▸ DATA FOR THIS EXERCISE
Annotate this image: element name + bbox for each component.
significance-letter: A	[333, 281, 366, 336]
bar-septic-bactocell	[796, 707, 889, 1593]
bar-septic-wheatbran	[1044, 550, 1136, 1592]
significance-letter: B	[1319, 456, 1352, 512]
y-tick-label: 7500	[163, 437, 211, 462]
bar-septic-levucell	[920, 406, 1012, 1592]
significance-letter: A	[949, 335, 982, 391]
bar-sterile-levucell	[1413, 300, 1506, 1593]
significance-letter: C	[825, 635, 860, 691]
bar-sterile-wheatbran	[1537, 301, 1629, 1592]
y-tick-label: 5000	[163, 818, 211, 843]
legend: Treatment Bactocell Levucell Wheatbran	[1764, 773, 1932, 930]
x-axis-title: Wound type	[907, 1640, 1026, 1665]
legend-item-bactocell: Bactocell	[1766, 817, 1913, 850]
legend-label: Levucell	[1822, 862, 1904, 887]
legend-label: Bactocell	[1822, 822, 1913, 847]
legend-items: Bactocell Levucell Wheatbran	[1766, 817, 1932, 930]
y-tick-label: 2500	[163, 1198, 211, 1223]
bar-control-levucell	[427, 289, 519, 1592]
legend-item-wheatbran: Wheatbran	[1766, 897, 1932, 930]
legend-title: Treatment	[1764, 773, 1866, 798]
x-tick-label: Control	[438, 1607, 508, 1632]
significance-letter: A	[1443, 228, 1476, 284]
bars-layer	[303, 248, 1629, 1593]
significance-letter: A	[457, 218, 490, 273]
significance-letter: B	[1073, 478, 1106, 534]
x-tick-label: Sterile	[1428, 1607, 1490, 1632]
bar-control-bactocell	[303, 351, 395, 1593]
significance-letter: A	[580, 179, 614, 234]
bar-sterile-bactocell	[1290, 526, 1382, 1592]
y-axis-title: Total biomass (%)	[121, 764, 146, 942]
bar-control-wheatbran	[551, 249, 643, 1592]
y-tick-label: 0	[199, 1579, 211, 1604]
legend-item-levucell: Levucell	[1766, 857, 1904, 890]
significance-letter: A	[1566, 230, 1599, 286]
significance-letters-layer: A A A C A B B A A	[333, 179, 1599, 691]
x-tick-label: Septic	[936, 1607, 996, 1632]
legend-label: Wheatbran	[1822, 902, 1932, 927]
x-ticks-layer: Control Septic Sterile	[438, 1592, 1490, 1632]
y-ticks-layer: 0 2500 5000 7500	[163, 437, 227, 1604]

▸ EXERCISE INSTRUCTIONS
Please repeat these records with "Treatment" switched to "Feed" and nothing else changed.

▸ FINAL ANSWER
Annotate this image: element name + bbox for each component.
significance-letter: A	[333, 281, 366, 336]
bar-septic-bactocell	[796, 707, 889, 1593]
bar-septic-wheatbran	[1044, 550, 1136, 1592]
significance-letter: B	[1319, 456, 1352, 512]
y-tick-label: 7500	[163, 437, 211, 462]
bar-septic-levucell	[920, 406, 1012, 1592]
significance-letter: A	[949, 335, 982, 391]
bar-sterile-levucell	[1413, 300, 1506, 1593]
significance-letter: C	[825, 635, 860, 691]
bar-sterile-wheatbran	[1537, 301, 1629, 1592]
y-tick-label: 5000	[163, 818, 211, 843]
legend: Feed Bactocell Levucell Wheatbran	[1764, 773, 1932, 930]
x-axis-title: Wound type	[907, 1640, 1026, 1665]
legend-item-bactocell: Bactocell	[1766, 817, 1913, 850]
legend-label: Levucell	[1822, 862, 1904, 887]
legend-label: Bactocell	[1822, 822, 1913, 847]
legend-items: Bactocell Levucell Wheatbran	[1766, 817, 1932, 930]
y-tick-label: 2500	[163, 1198, 211, 1223]
bar-control-levucell	[427, 289, 519, 1592]
legend-item-wheatbran: Wheatbran	[1766, 897, 1932, 930]
legend-title: Feed	[1764, 773, 1866, 798]
x-tick-label: Control	[438, 1607, 508, 1632]
significance-letter: A	[1443, 228, 1476, 284]
bars-layer	[303, 248, 1629, 1593]
significance-letter: A	[457, 218, 490, 273]
significance-letter: B	[1073, 478, 1106, 534]
x-tick-label: Sterile	[1428, 1607, 1490, 1632]
bar-control-bactocell	[303, 351, 395, 1593]
significance-letter: A	[580, 179, 614, 234]
bar-sterile-bactocell	[1290, 526, 1382, 1592]
y-axis-title: Total biomass (%)	[121, 764, 146, 942]
bar-control-wheatbran	[551, 249, 643, 1592]
y-tick-label: 0	[199, 1579, 211, 1604]
legend-item-levucell: Levucell	[1766, 857, 1904, 890]
significance-letter: A	[1566, 230, 1599, 286]
significance-letters-layer: A A A C A B B A A	[333, 179, 1599, 691]
x-tick-label: Septic	[936, 1607, 996, 1632]
legend-label: Wheatbran	[1822, 902, 1932, 927]
x-ticks-layer: Control Septic Sterile	[438, 1592, 1490, 1632]
y-ticks-layer: 0 2500 5000 7500	[163, 437, 227, 1604]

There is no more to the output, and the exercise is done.